### WHAT IS EXPECTED
Write every line out verbatim and omit the pictures.

start EXTRACTED MATERIAL

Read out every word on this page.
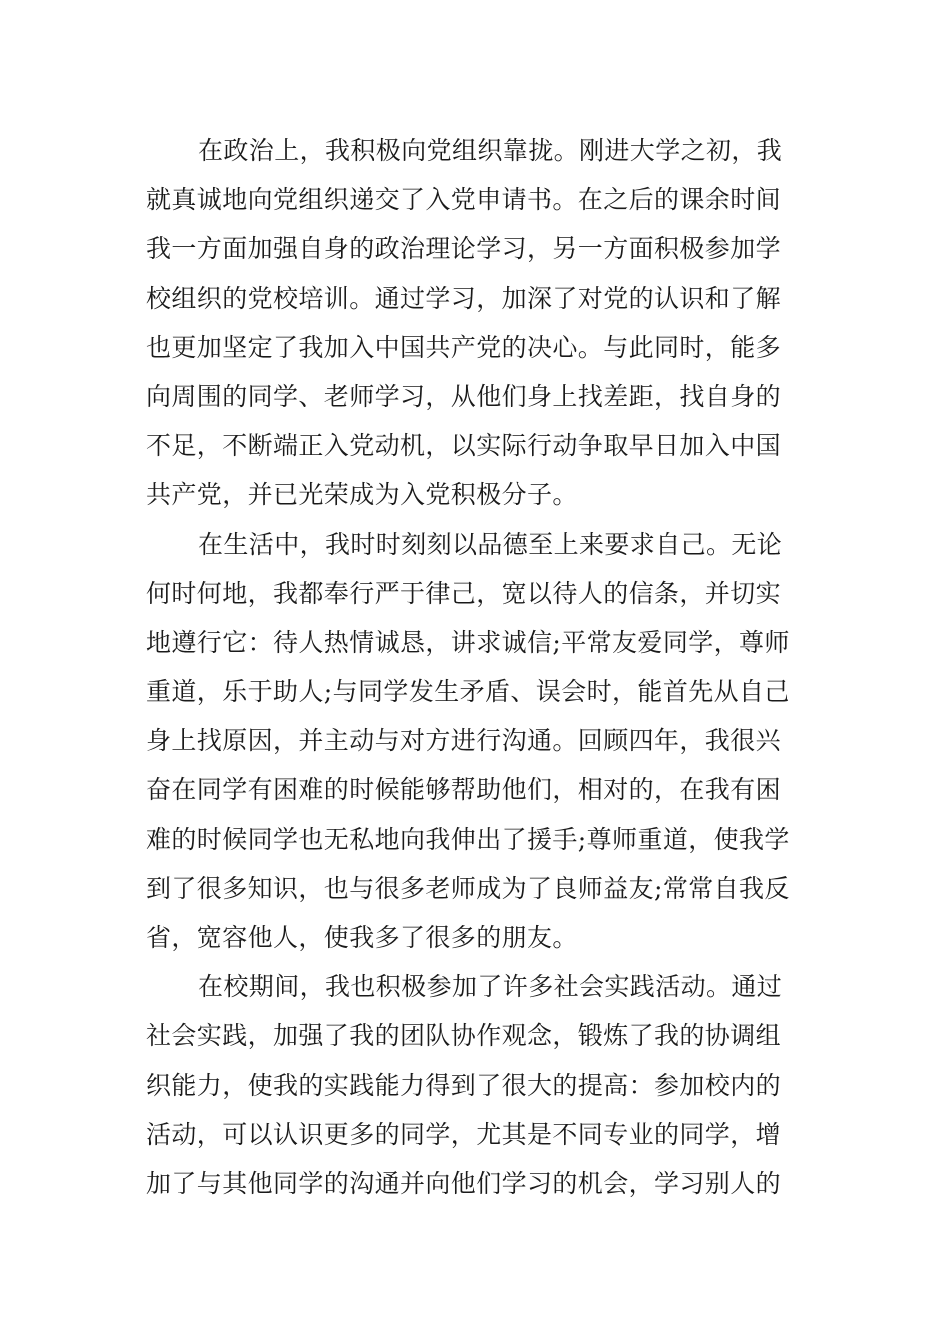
在政治上，我积极向党组织靠拢。刚进大学之初，我
就真诚地向党组织递交了入党申请书。在之后的课余时间
我一方面加强自身的政治理论学习，另一方面积极参加学
校组织的党校培训。通过学习，加深了对党的认识和了解
也更加坚定了我加入中国共产党的决心。与此同时，能多
向周围的同学、老师学习，从他们身上找差距，找自身的
不足，不断端正入党动机，以实际行动争取早日加入中国
共产党，并已光荣成为入党积极分子。
在生活中，我时时刻刻以品德至上来要求自己。无论
何时何地，我都奉行严于律己，宽以待人的信条，并切实
地遵行它：待人热情诚恳，讲求诚信;平常友爱同学，尊师
重道，乐于助人;与同学发生矛盾、误会时，能首先从自己
身上找原因，并主动与对方进行沟通。回顾四年，我很兴
奋在同学有困难的时候能够帮助他们，相对的，在我有困
难的时候同学也无私地向我伸出了援手;尊师重道，使我学
到了很多知识，也与很多老师成为了良师益友;常常自我反
省，宽容他人，使我多了很多的朋友。
在校期间，我也积极参加了许多社会实践活动。通过
社会实践，加强了我的团队协作观念，锻炼了我的协调组
织能力，使我的实践能力得到了很大的提高：参加校内的
活动，可以认识更多的同学，尤其是不同专业的同学，增
加了与其他同学的沟通并向他们学习的机会，学习别人的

end EXTRACTED MATERIAL

### COMPLETE RESPONSE
Read out every word on this page.
在政治上，我积极向党组织靠拢。刚进大学之初，我
就真诚地向党组织递交了入党申请书。在之后的课余时间
我一方面加强自身的政治理论学习，另一方面积极参加学
校组织的党校培训。通过学习，加深了对党的认识和了解
也更加坚定了我加入中国共产党的决心。与此同时，能多
向周围的同学、老师学习，从他们身上找差距，找自身的
不足，不断端正入党动机，以实际行动争取早日加入中国
共产党，并已光荣成为入党积极分子。
在生活中，我时时刻刻以品德至上来要求自己。无论
何时何地，我都奉行严于律己，宽以待人的信条，并切实
地遵行它：待人热情诚恳，讲求诚信;平常友爱同学，尊师
重道，乐于助人;与同学发生矛盾、误会时，能首先从自己
身上找原因，并主动与对方进行沟通。回顾四年，我很兴
奋在同学有困难的时候能够帮助他们，相对的，在我有困
难的时候同学也无私地向我伸出了援手;尊师重道，使我学
到了很多知识，也与很多老师成为了良师益友;常常自我反
省，宽容他人，使我多了很多的朋友。
在校期间，我也积极参加了许多社会实践活动。通过
社会实践，加强了我的团队协作观念，锻炼了我的协调组
织能力，使我的实践能力得到了很大的提高：参加校内的
活动，可以认识更多的同学，尤其是不同专业的同学，增
加了与其他同学的沟通并向他们学习的机会，学习别人的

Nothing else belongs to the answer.